= SUPPLIED MATERIAL =
※ ※ ※
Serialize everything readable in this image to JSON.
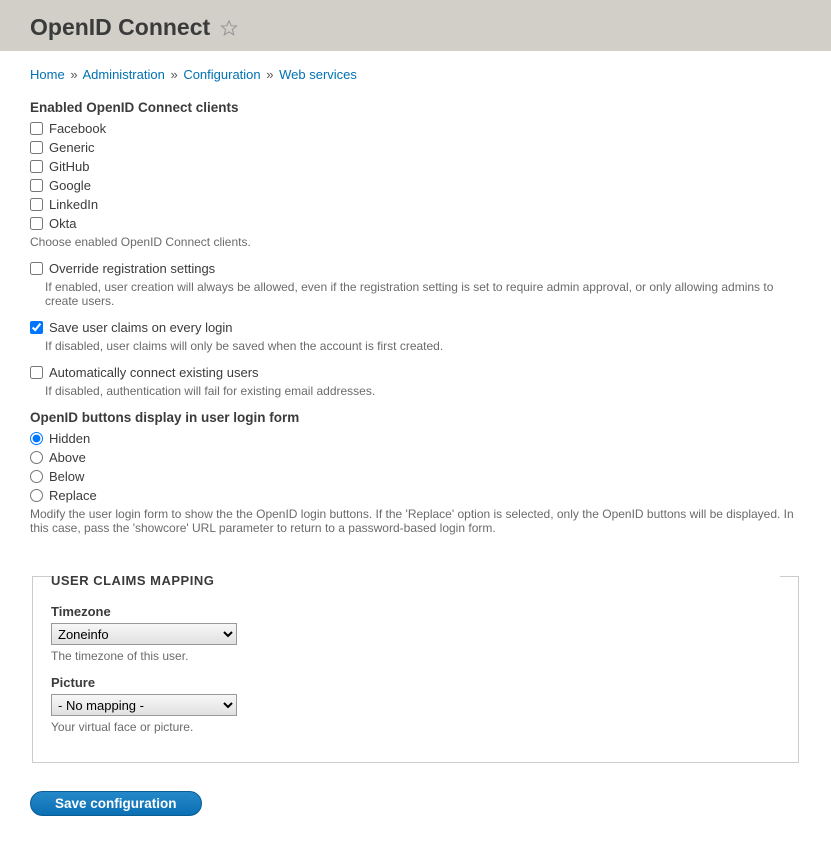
{
  "header": {
    "title": "OpenID Connect"
  },
  "breadcrumb": {
    "home": "Home",
    "admin": "Administration",
    "config": "Configuration",
    "web": "Web services"
  },
  "clients": {
    "label": "Enabled OpenID Connect clients",
    "items": [
      "Facebook",
      "Generic",
      "GitHub",
      "Google",
      "LinkedIn",
      "Okta"
    ],
    "help": "Choose enabled OpenID Connect clients."
  },
  "override": {
    "label": "Override registration settings",
    "help": "If enabled, user creation will always be allowed, even if the registration setting is set to require admin approval, or only allowing admins to create users."
  },
  "save_claims": {
    "label": "Save user claims on every login",
    "help": "If disabled, user claims will only be saved when the account is first created."
  },
  "auto_connect": {
    "label": "Automatically connect existing users",
    "help": "If disabled, authentication will fail for existing email addresses."
  },
  "buttons_display": {
    "label": "OpenID buttons display in user login form",
    "options": [
      "Hidden",
      "Above",
      "Below",
      "Replace"
    ],
    "help": "Modify the user login form to show the the OpenID login buttons. If the 'Replace' option is selected, only the OpenID buttons will be displayed. In this case, pass the 'showcore' URL parameter to return to a password-based login form."
  },
  "claims_mapping": {
    "legend": "USER CLAIMS MAPPING",
    "timezone": {
      "label": "Timezone",
      "value": "Zoneinfo",
      "help": "The timezone of this user."
    },
    "picture": {
      "label": "Picture",
      "value": "- No mapping -",
      "help": "Your virtual face or picture."
    }
  },
  "submit": {
    "label": "Save configuration"
  }
}
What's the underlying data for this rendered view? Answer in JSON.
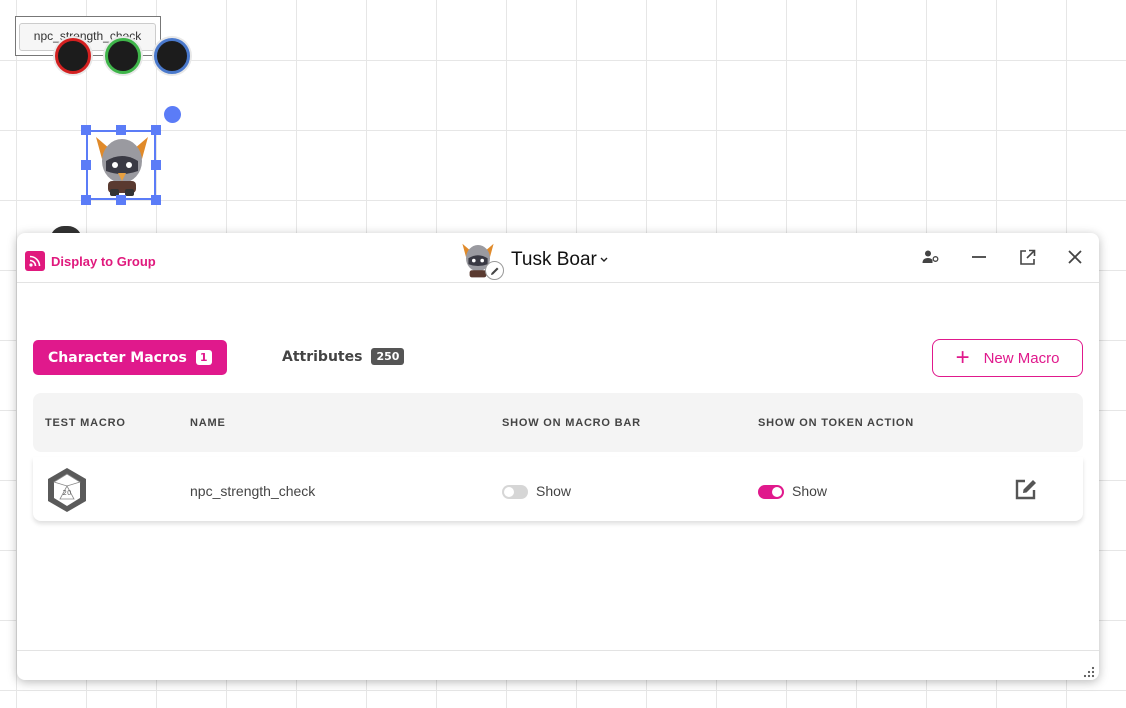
{
  "canvas": {
    "tooltip_text": "npc_strength_check",
    "bar_colors": [
      "#d32020",
      "#3fb54a",
      "#4a79cc"
    ]
  },
  "dialog": {
    "display_to_group": "Display to Group",
    "character_name": "Tusk Boar",
    "tabs": {
      "macros_label": "Character Macros",
      "macros_count": "1",
      "attributes_label": "Attributes",
      "attributes_count": "250"
    },
    "new_macro_label": "New Macro",
    "table": {
      "headers": [
        "TEST MACRO",
        "NAME",
        "SHOW ON MACRO BAR",
        "SHOW ON TOKEN ACTION"
      ],
      "rows": [
        {
          "die_label": "20",
          "name": "npc_strength_check",
          "macro_bar_label": "Show",
          "macro_bar_on": false,
          "token_action_label": "Show",
          "token_action_on": true
        }
      ]
    },
    "accent_color": "#e0198c"
  }
}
※ ※ ※
= AIM =
Filter the entries down to the lines containing "JSON". Copy each of those lines.

= RESPONSE TO THE TASK =
Serialize everything readable in this image to JSON.
What's the underlying data for this rendered view? Answer in JSON.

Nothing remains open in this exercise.